▸ **What is expected**
All lines holding the string "values" are to be shown.

>> BEGIN Available records

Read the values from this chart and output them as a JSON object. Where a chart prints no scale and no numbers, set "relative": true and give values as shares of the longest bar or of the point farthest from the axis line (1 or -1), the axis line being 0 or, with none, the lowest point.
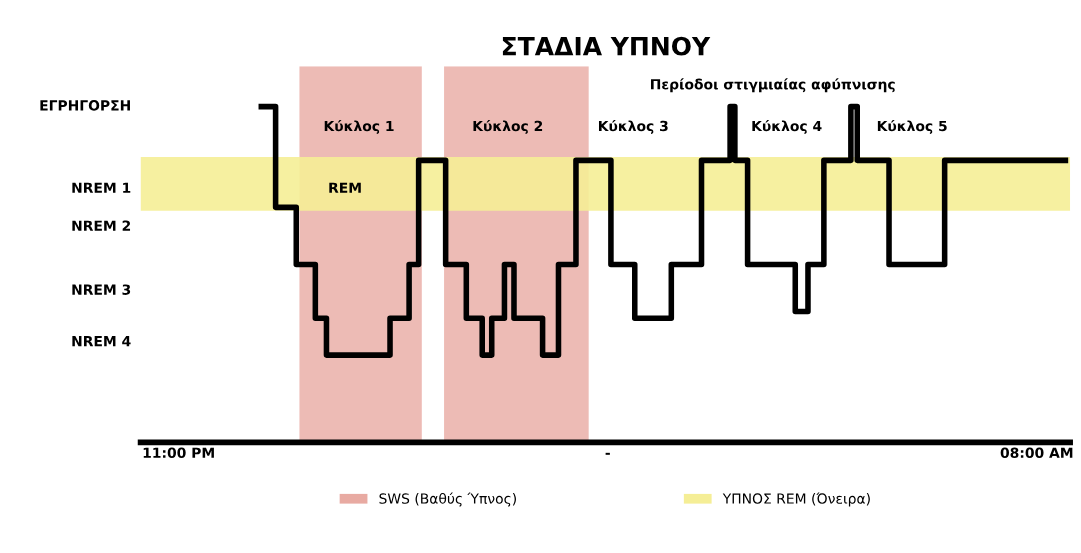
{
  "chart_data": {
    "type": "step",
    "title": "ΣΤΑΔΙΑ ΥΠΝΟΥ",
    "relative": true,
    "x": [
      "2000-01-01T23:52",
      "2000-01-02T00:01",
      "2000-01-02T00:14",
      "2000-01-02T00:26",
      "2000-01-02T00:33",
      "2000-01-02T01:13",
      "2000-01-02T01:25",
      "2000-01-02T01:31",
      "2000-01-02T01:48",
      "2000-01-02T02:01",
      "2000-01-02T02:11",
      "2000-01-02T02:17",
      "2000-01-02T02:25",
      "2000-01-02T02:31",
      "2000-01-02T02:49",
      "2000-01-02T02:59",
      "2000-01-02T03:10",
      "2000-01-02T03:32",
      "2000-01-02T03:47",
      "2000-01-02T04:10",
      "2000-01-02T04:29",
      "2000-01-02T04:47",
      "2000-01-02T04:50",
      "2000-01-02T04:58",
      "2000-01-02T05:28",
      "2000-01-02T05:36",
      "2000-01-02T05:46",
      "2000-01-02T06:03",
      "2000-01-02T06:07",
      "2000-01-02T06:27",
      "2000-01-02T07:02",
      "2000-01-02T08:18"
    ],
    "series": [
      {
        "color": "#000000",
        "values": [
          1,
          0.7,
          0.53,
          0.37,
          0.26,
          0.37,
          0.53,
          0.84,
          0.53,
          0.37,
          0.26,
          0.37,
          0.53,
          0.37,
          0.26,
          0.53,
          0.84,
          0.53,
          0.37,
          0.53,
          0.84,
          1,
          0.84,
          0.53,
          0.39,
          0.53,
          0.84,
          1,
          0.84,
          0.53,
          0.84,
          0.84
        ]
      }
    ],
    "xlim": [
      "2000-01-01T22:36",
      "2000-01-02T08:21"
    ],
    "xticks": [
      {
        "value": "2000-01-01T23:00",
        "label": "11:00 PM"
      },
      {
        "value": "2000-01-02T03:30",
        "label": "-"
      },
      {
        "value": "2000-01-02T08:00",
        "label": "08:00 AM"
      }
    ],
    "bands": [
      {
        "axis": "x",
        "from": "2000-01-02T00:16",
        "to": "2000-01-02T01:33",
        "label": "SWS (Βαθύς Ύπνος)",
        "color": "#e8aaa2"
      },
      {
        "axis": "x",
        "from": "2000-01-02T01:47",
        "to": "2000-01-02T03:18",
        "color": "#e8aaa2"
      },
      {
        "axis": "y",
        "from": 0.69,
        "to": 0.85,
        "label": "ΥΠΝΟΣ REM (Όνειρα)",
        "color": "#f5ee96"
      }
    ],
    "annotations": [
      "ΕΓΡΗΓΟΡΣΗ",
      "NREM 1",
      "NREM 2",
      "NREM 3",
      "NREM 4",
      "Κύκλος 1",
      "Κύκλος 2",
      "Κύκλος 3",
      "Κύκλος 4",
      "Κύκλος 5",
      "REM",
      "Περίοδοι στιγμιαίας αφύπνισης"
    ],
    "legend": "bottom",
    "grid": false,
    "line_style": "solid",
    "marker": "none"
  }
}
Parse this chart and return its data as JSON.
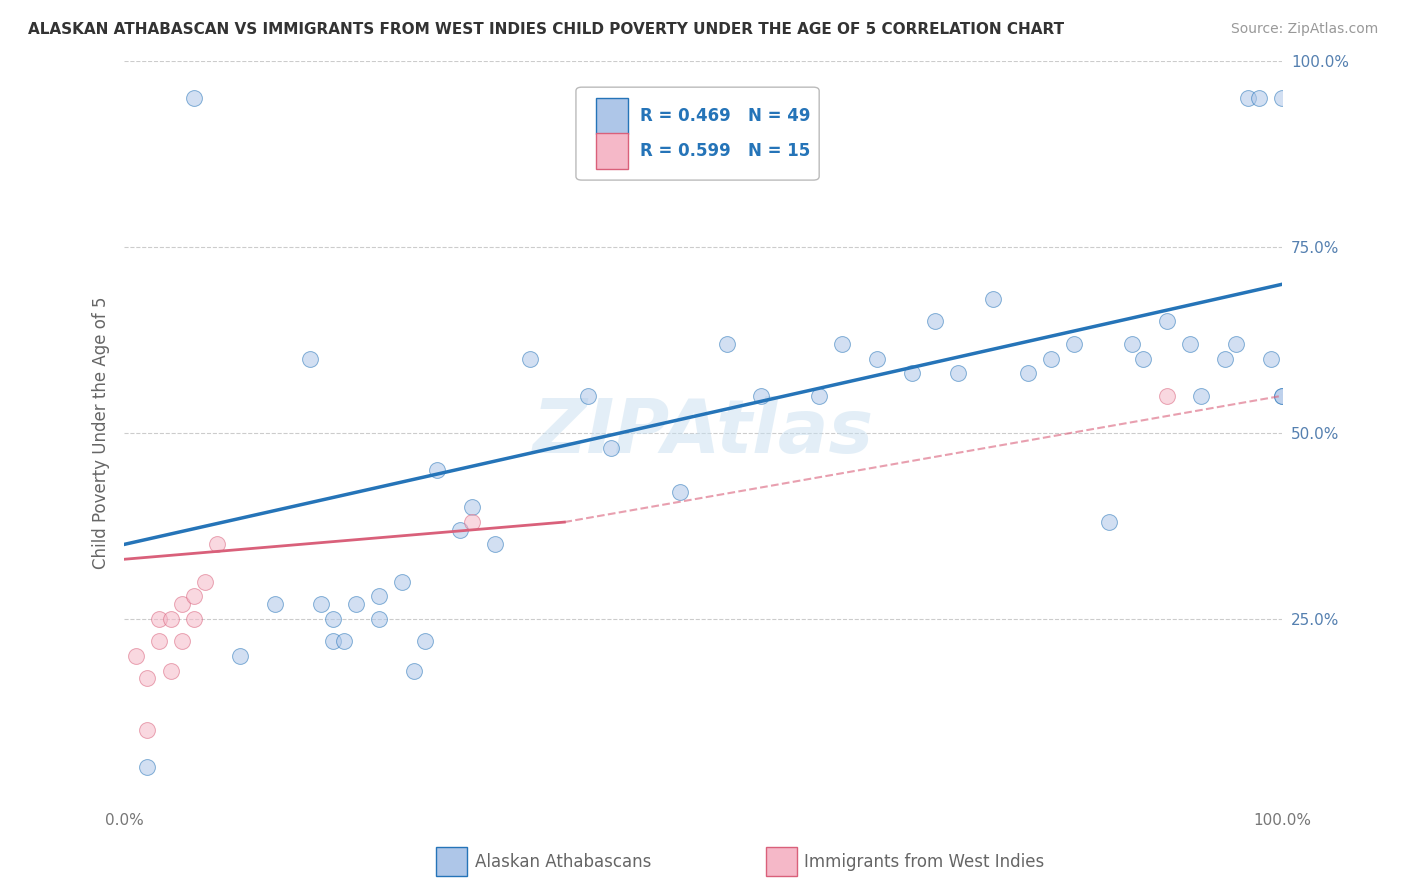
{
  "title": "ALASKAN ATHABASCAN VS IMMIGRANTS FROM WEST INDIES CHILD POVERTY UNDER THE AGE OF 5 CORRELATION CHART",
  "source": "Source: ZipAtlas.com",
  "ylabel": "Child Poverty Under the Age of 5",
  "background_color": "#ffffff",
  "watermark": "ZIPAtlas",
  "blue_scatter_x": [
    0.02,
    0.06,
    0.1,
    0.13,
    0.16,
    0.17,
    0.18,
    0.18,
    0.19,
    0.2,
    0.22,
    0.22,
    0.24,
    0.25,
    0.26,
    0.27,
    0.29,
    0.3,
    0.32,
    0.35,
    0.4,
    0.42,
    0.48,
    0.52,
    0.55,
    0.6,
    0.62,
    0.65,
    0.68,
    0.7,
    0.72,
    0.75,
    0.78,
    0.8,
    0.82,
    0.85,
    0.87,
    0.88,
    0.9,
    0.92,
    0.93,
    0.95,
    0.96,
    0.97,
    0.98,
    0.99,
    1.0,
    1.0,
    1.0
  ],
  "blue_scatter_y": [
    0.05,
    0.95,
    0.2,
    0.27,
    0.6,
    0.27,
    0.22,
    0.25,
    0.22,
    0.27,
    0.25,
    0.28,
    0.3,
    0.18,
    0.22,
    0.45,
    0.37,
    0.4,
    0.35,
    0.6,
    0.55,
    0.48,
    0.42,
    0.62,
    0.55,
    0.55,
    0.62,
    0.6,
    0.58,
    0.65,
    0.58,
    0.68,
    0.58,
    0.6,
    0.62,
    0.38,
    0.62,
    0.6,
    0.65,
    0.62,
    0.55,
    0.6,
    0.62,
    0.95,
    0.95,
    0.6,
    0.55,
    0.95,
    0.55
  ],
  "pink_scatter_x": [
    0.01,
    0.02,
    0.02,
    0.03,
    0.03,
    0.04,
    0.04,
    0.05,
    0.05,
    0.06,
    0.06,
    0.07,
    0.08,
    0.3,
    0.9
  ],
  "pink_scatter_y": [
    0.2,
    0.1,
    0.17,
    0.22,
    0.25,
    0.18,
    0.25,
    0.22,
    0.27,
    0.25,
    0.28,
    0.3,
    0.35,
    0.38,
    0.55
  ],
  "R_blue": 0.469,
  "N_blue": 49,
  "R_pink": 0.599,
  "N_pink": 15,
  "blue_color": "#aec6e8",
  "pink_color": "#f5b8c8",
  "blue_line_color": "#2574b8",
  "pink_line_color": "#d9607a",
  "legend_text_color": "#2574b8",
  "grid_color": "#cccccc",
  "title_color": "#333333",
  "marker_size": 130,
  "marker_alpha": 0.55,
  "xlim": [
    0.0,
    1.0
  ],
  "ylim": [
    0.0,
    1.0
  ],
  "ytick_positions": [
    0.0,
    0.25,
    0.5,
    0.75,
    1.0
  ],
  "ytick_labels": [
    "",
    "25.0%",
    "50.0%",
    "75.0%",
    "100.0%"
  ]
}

>> END Available records

▸ **Response for this exercise**
Read the values from this chart and output them as a JSON object. Where a chart prints no scale and no numbers, set "relative": true and give values as shares of the longest bar or of the point farthest from the axis line (1 or -1), the axis line being 0 or, with none, the lowest point.
        "values": [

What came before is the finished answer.